**Brief**.
Tally the lines in the listing below that contain "килъ" and report the tally alone.

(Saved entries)
= = =
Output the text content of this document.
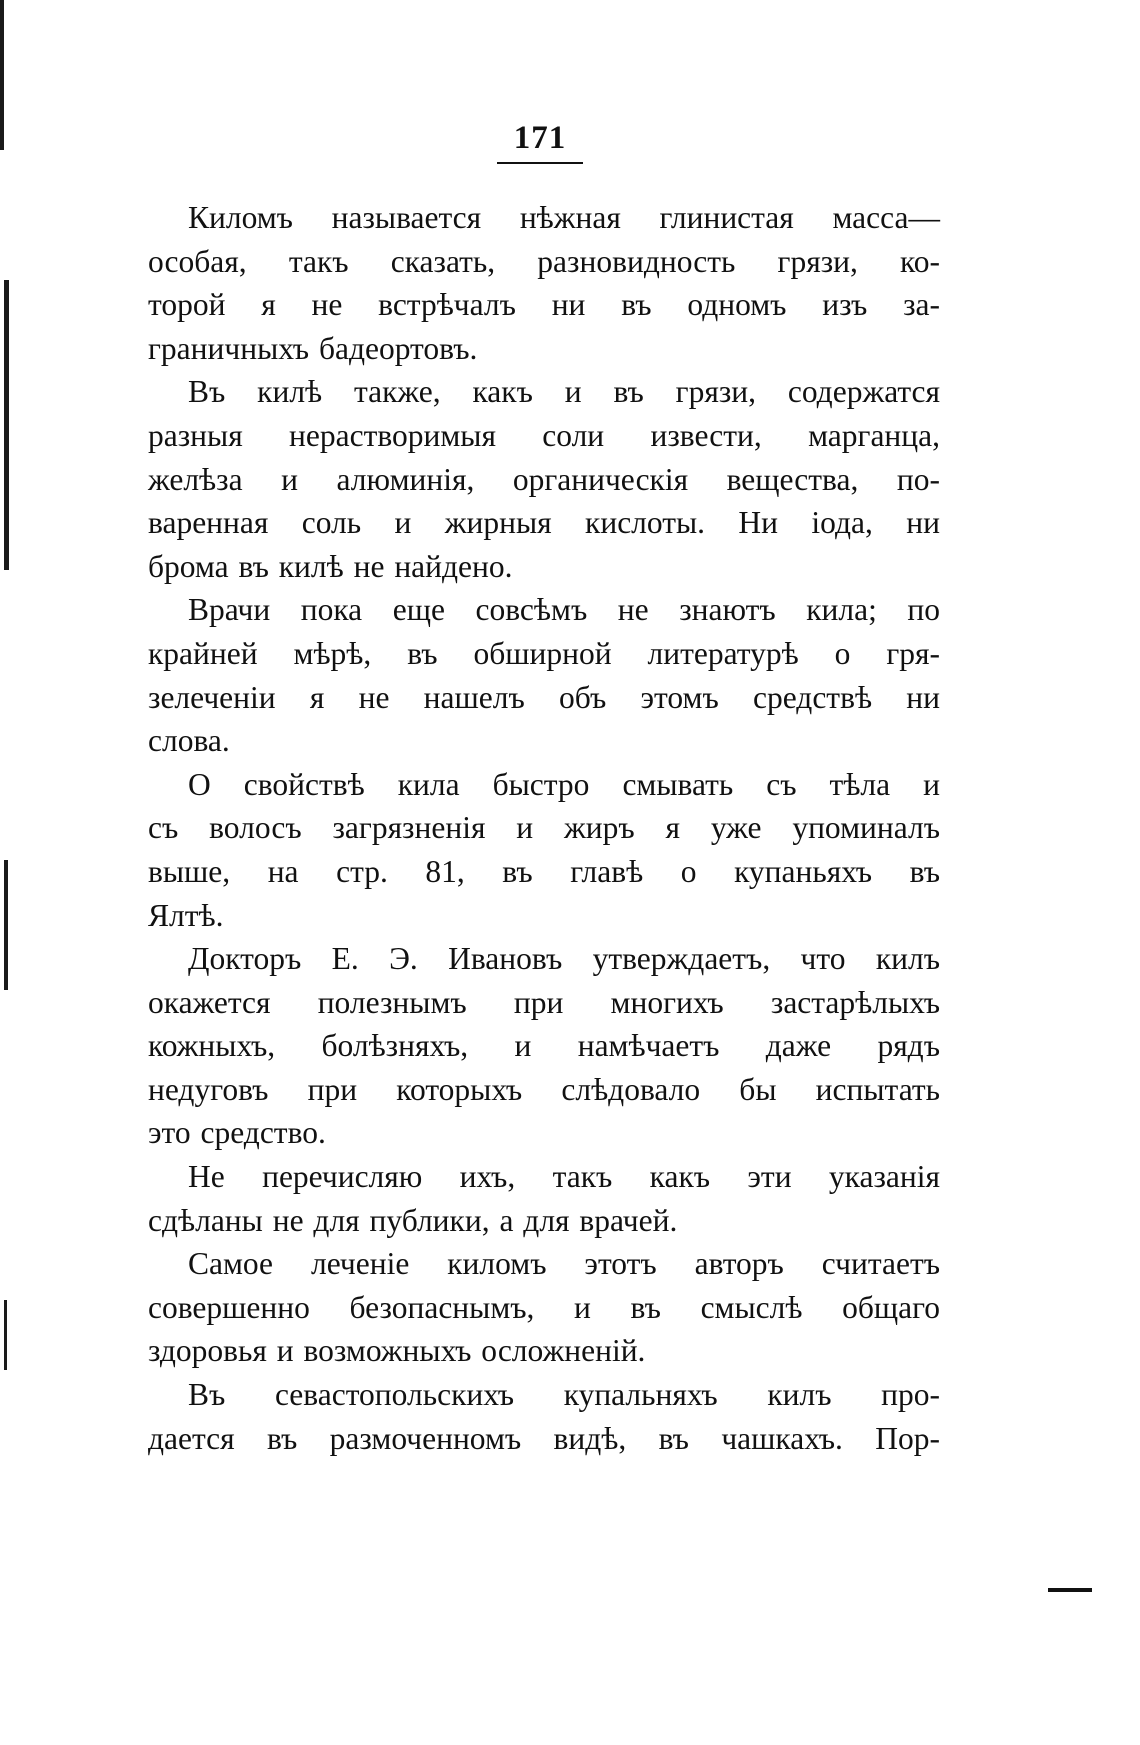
171
Киломъ называется нѣжная глинистая масса—
особая, такъ сказать, разновидность грязи, ко-
торой я не встрѣчалъ ни въ одномъ изъ за-
граничныхъ бадеортовъ.
Въ килѣ также, какъ и въ грязи, содержатся
разныя нерастворимыя соли извести, марганца,
желѣза и алюминія, органическія вещества, по-
варенная соль и жирныя кислоты. Ни іода, ни
брома въ килѣ не найдено.
Врачи пока еще совсѣмъ не знаютъ кила; по
крайней мѣрѣ, въ обширной литературѣ о гря-
зелеченіи я не нашелъ объ этомъ средствѣ ни
слова.
О свойствѣ кила быстро смывать съ тѣла и
съ волосъ загрязненія и жиръ я уже упоминалъ
выше, на стр. 81, въ главѣ о купаньяхъ въ
Ялтѣ.
Докторъ Е. Э. Ивановъ утверждаетъ, что килъ
окажется полезнымъ при многихъ застарѣлыхъ
кожныхъ, болѣзняхъ, и намѣчаетъ даже рядъ
недуговъ при которыхъ слѣдовало бы испытать
это средство.
Не перечисляю ихъ, такъ какъ эти указанія
сдѣланы не для публики, а для врачей.
Самое леченіе киломъ этотъ авторъ считаетъ
совершенно безопаснымъ, и въ смыслѣ общаго
здоровья и возможныхъ осложненій.
Въ севастопольскихъ купальняхъ килъ про-
дается въ размоченномъ видѣ, въ чашкахъ. Пор-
= = =
**Solution for this problem**.
2